[Recorded data]

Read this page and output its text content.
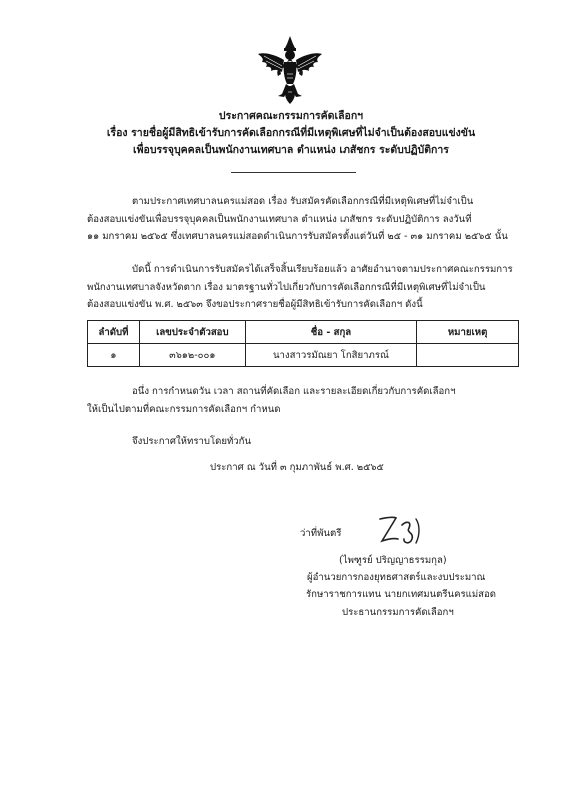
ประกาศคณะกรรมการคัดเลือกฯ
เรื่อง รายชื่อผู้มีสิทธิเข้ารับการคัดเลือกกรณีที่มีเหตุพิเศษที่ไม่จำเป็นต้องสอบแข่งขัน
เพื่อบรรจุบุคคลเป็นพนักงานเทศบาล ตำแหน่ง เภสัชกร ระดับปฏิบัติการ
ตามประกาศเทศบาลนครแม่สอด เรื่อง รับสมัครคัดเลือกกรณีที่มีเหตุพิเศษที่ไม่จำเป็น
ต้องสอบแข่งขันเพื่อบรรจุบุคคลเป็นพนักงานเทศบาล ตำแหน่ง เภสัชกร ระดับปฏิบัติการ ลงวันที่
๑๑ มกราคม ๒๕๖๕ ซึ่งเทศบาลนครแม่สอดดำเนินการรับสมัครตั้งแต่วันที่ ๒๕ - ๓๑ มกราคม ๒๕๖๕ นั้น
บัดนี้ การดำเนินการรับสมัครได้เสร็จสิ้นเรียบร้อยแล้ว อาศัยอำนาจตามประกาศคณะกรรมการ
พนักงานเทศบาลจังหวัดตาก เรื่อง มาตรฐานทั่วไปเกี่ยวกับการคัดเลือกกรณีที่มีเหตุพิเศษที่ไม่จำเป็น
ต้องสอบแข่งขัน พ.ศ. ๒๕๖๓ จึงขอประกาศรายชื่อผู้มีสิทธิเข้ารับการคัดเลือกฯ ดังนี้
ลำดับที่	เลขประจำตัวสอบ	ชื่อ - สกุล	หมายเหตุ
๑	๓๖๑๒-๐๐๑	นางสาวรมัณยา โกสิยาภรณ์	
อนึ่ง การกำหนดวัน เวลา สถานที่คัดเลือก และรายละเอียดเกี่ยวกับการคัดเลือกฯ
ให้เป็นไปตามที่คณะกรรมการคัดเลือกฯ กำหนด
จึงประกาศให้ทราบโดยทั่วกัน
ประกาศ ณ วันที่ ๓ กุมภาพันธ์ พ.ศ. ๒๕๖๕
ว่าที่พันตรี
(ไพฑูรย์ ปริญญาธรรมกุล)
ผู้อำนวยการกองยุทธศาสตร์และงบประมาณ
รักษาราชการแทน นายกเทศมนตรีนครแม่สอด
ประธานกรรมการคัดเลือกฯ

» EXERCISE GOAL
Skip the pictures and print each record exactly as it stands.

» ANSWER IN FULL
Read this page and output its text content.
ประกาศคณะกรรมการคัดเลือกฯ
เรื่อง รายชื่อผู้มีสิทธิเข้ารับการคัดเลือกกรณีที่มีเหตุพิเศษที่ไม่จำเป็นต้องสอบแข่งขัน
เพื่อบรรจุบุคคลเป็นพนักงานเทศบาล ตำแหน่ง เภสัชกร ระดับปฏิบัติการ
ตามประกาศเทศบาลนครแม่สอด เรื่อง รับสมัครคัดเลือกกรณีที่มีเหตุพิเศษที่ไม่จำเป็น
ต้องสอบแข่งขันเพื่อบรรจุบุคคลเป็นพนักงานเทศบาล ตำแหน่ง เภสัชกร ระดับปฏิบัติการ ลงวันที่
๑๑ มกราคม ๒๕๖๕ ซึ่งเทศบาลนครแม่สอดดำเนินการรับสมัครตั้งแต่วันที่ ๒๕ - ๓๑ มกราคม ๒๕๖๕ นั้น
บัดนี้ การดำเนินการรับสมัครได้เสร็จสิ้นเรียบร้อยแล้ว อาศัยอำนาจตามประกาศคณะกรรมการ
พนักงานเทศบาลจังหวัดตาก เรื่อง มาตรฐานทั่วไปเกี่ยวกับการคัดเลือกกรณีที่มีเหตุพิเศษที่ไม่จำเป็น
ต้องสอบแข่งขัน พ.ศ. ๒๕๖๓ จึงขอประกาศรายชื่อผู้มีสิทธิเข้ารับการคัดเลือกฯ ดังนี้
ลำดับที่	เลขประจำตัวสอบ	ชื่อ - สกุล	หมายเหตุ
๑	๓๖๑๒-๐๐๑	นางสาวรมัณยา โกสิยาภรณ์	
อนึ่ง การกำหนดวัน เวลา สถานที่คัดเลือก และรายละเอียดเกี่ยวกับการคัดเลือกฯ
ให้เป็นไปตามที่คณะกรรมการคัดเลือกฯ กำหนด
จึงประกาศให้ทราบโดยทั่วกัน
ประกาศ ณ วันที่ ๓ กุมภาพันธ์ พ.ศ. ๒๕๖๕
ว่าที่พันตรี
(ไพฑูรย์ ปริญญาธรรมกุล)
ผู้อำนวยการกองยุทธศาสตร์และงบประมาณ
รักษาราชการแทน นายกเทศมนตรีนครแม่สอด
ประธานกรรมการคัดเลือกฯ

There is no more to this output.